A faithful transcription of all the data is required.
····················
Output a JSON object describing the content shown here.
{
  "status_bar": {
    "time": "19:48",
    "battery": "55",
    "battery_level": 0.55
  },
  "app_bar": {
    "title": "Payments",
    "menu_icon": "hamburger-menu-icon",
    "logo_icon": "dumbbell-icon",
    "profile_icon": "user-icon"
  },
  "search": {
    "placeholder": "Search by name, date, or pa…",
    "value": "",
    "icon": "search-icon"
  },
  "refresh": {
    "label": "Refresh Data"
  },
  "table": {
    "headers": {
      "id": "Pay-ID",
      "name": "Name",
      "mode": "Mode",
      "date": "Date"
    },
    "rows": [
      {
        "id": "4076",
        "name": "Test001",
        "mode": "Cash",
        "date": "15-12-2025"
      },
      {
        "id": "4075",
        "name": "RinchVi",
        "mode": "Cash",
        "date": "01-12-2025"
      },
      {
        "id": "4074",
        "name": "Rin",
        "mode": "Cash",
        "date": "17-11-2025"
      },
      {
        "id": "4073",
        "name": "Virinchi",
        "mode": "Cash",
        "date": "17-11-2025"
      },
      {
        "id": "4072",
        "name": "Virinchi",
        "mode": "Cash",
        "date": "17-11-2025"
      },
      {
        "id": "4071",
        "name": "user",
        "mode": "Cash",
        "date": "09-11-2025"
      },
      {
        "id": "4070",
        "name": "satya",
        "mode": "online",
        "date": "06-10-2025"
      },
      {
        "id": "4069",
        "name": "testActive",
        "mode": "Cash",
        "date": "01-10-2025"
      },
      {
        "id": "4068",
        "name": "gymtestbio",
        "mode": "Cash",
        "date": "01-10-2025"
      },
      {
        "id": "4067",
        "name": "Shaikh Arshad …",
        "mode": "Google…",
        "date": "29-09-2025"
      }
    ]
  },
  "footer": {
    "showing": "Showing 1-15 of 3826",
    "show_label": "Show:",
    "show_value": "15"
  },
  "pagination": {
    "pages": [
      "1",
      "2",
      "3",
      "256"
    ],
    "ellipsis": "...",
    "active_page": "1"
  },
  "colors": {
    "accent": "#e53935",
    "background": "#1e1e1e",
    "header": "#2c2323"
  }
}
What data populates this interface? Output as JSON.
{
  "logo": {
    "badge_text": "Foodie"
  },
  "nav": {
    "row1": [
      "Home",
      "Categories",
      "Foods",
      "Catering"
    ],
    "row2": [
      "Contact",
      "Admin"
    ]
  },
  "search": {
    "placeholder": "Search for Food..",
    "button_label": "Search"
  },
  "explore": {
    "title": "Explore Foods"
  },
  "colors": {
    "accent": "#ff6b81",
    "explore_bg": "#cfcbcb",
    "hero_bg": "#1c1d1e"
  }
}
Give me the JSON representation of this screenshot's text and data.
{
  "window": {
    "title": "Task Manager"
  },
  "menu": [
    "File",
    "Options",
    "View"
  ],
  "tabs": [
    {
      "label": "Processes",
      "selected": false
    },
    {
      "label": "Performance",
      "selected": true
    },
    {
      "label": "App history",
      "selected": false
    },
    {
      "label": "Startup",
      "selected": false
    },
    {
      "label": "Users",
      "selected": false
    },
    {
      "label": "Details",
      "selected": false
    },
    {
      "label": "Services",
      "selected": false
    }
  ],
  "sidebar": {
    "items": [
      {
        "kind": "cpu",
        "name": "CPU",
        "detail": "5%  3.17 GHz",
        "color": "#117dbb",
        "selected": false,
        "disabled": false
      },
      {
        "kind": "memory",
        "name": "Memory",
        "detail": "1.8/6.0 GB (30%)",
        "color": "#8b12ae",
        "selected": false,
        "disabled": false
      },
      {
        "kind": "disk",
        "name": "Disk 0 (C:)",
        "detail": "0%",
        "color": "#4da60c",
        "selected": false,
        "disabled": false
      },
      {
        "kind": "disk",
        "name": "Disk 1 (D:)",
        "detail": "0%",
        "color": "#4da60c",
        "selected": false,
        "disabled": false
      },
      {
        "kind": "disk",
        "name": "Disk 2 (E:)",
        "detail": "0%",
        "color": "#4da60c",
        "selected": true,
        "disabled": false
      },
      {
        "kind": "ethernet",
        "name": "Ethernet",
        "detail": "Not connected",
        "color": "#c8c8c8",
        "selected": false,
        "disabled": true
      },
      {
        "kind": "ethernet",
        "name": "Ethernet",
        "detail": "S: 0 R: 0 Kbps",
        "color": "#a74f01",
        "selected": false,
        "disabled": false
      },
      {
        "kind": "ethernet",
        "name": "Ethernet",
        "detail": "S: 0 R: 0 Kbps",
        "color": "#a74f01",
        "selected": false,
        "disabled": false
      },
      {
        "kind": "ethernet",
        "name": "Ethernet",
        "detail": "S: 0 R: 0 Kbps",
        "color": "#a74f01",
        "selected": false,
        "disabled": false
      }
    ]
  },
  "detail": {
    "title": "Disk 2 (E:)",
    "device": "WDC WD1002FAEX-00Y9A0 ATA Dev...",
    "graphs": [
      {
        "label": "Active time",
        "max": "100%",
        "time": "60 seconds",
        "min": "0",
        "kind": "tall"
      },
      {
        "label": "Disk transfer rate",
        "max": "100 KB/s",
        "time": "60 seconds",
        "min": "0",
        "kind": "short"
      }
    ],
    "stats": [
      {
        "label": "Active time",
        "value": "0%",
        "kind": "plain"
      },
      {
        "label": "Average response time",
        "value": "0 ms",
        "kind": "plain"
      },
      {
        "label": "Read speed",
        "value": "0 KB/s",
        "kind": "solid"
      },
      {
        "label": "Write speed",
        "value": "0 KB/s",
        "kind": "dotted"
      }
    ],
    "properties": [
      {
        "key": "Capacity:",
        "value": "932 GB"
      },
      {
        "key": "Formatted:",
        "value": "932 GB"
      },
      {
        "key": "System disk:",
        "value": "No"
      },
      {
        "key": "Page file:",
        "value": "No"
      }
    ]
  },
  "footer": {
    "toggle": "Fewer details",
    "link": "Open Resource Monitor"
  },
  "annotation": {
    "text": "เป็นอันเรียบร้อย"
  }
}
····················
Written reply:
Output a JSON object describing the content shown here.
{
  "status_bar": {
    "time": "19:48",
    "battery": "55",
    "battery_level": 0.55
  },
  "app_bar": {
    "title": "Payments",
    "menu_icon": "hamburger-menu-icon",
    "logo_icon": "dumbbell-icon",
    "profile_icon": "user-icon"
  },
  "search": {
    "placeholder": "Search by name, date, or pa…",
    "value": "",
    "icon": "search-icon"
  },
  "refresh": {
    "label": "Refresh Data"
  },
  "table": {
    "headers": {
      "id": "Pay-ID",
      "name": "Name",
      "mode": "Mode",
      "date": "Date"
    },
    "rows": [
      {
        "id": "4076",
        "name": "Test001",
        "mode": "Cash",
        "date": "15-12-2025"
      },
      {
        "id": "4075",
        "name": "RinchVi",
        "mode": "Cash",
        "date": "01-12-2025"
      },
      {
        "id": "4074",
        "name": "Rin",
        "mode": "Cash",
        "date": "17-11-2025"
      },
      {
        "id": "4073",
        "name": "Virinchi",
        "mode": "Cash",
        "date": "17-11-2025"
      },
      {
        "id": "4072",
        "name": "Virinchi",
        "mode": "Cash",
        "date": "17-11-2025"
      },
      {
        "id": "4071",
        "name": "user",
        "mode": "Cash",
        "date": "09-11-2025"
      },
      {
        "id": "4070",
        "name": "satya",
        "mode": "online",
        "date": "06-10-2025"
      },
      {
        "id": "4069",
        "name": "testActive",
        "mode": "Cash",
        "date": "01-10-2025"
      },
      {
        "id": "4068",
        "name": "gymtestbio",
        "mode": "Cash",
        "date": "01-10-2025"
      },
      {
        "id": "4067",
        "name": "Shaikh Arshad …",
        "mode": "Google…",
        "date": "29-09-2025"
      }
    ]
  },
  "footer": {
    "showing": "Showing 1-15 of 3826",
    "show_label": "Show:",
    "show_value": "15"
  },
  "pagination": {
    "pages": [
      "1",
      "2",
      "3",
      "256"
    ],
    "ellipsis": "...",
    "active_page": "1"
  },
  "colors": {
    "accent": "#e53935",
    "background": "#1e1e1e",
    "header": "#2c2323"
  }
}
What data populates this interface? Output as JSON.
{
  "logo": {
    "badge_text": "Foodie"
  },
  "nav": {
    "row1": [
      "Home",
      "Categories",
      "Foods",
      "Catering"
    ],
    "row2": [
      "Contact",
      "Admin"
    ]
  },
  "search": {
    "placeholder": "Search for Food..",
    "button_label": "Search"
  },
  "explore": {
    "title": "Explore Foods"
  },
  "colors": {
    "accent": "#ff6b81",
    "explore_bg": "#cfcbcb",
    "hero_bg": "#1c1d1e"
  }
}
Give me the JSON representation of this screenshot's text and data.
{
  "window": {
    "title": "Task Manager"
  },
  "menu": [
    "File",
    "Options",
    "View"
  ],
  "tabs": [
    {
      "label": "Processes",
      "selected": false
    },
    {
      "label": "Performance",
      "selected": true
    },
    {
      "label": "App history",
      "selected": false
    },
    {
      "label": "Startup",
      "selected": false
    },
    {
      "label": "Users",
      "selected": false
    },
    {
      "label": "Details",
      "selected": false
    },
    {
      "label": "Services",
      "selected": false
    }
  ],
  "sidebar": {
    "items": [
      {
        "kind": "cpu",
        "name": "CPU",
        "detail": "5%  3.17 GHz",
        "color": "#117dbb",
        "selected": false,
        "disabled": false
      },
      {
        "kind": "memory",
        "name": "Memory",
        "detail": "1.8/6.0 GB (30%)",
        "color": "#8b12ae",
        "selected": false,
        "disabled": false
      },
      {
        "kind": "disk",
        "name": "Disk 0 (C:)",
        "detail": "0%",
        "color": "#4da60c",
        "selected": false,
        "disabled": false
      },
      {
        "kind": "disk",
        "name": "Disk 1 (D:)",
        "detail": "0%",
        "color": "#4da60c",
        "selected": false,
        "disabled": false
      },
      {
        "kind": "disk",
        "name": "Disk 2 (E:)",
        "detail": "0%",
        "color": "#4da60c",
        "selected": true,
        "disabled": false
      },
      {
        "kind": "ethernet",
        "name": "Ethernet",
        "detail": "Not connected",
        "color": "#c8c8c8",
        "selected": false,
        "disabled": true
      },
      {
        "kind": "ethernet",
        "name": "Ethernet",
        "detail": "S: 0 R: 0 Kbps",
        "color": "#a74f01",
        "selected": false,
        "disabled": false
      },
      {
        "kind": "ethernet",
        "name": "Ethernet",
        "detail": "S: 0 R: 0 Kbps",
        "color": "#a74f01",
        "selected": false,
        "disabled": false
      },
      {
        "kind": "ethernet",
        "name": "Ethernet",
        "detail": "S: 0 R: 0 Kbps",
        "color": "#a74f01",
        "selected": false,
        "disabled": false
      }
    ]
  },
  "detail": {
    "title": "Disk 2 (E:)",
    "device": "WDC WD1002FAEX-00Y9A0 ATA Dev...",
    "graphs": [
      {
        "label": "Active time",
        "max": "100%",
        "time": "60 seconds",
        "min": "0",
        "kind": "tall"
      },
      {
        "label": "Disk transfer rate",
        "max": "100 KB/s",
        "time": "60 seconds",
        "min": "0",
        "kind": "short"
      }
    ],
    "stats": [
      {
        "label": "Active time",
        "value": "0%",
        "kind": "plain"
      },
      {
        "label": "Average response time",
        "value": "0 ms",
        "kind": "plain"
      },
      {
        "label": "Read speed",
        "value": "0 KB/s",
        "kind": "solid"
      },
      {
        "label": "Write speed",
        "value": "0 KB/s",
        "kind": "dotted"
      }
    ],
    "properties": [
      {
        "key": "Capacity:",
        "value": "932 GB"
      },
      {
        "key": "Formatted:",
        "value": "932 GB"
      },
      {
        "key": "System disk:",
        "value": "No"
      },
      {
        "key": "Page file:",
        "value": "No"
      }
    ]
  },
  "footer": {
    "toggle": "Fewer details",
    "link": "Open Resource Monitor"
  },
  "annotation": {
    "text": "เป็นอันเรียบร้อย"
  }
}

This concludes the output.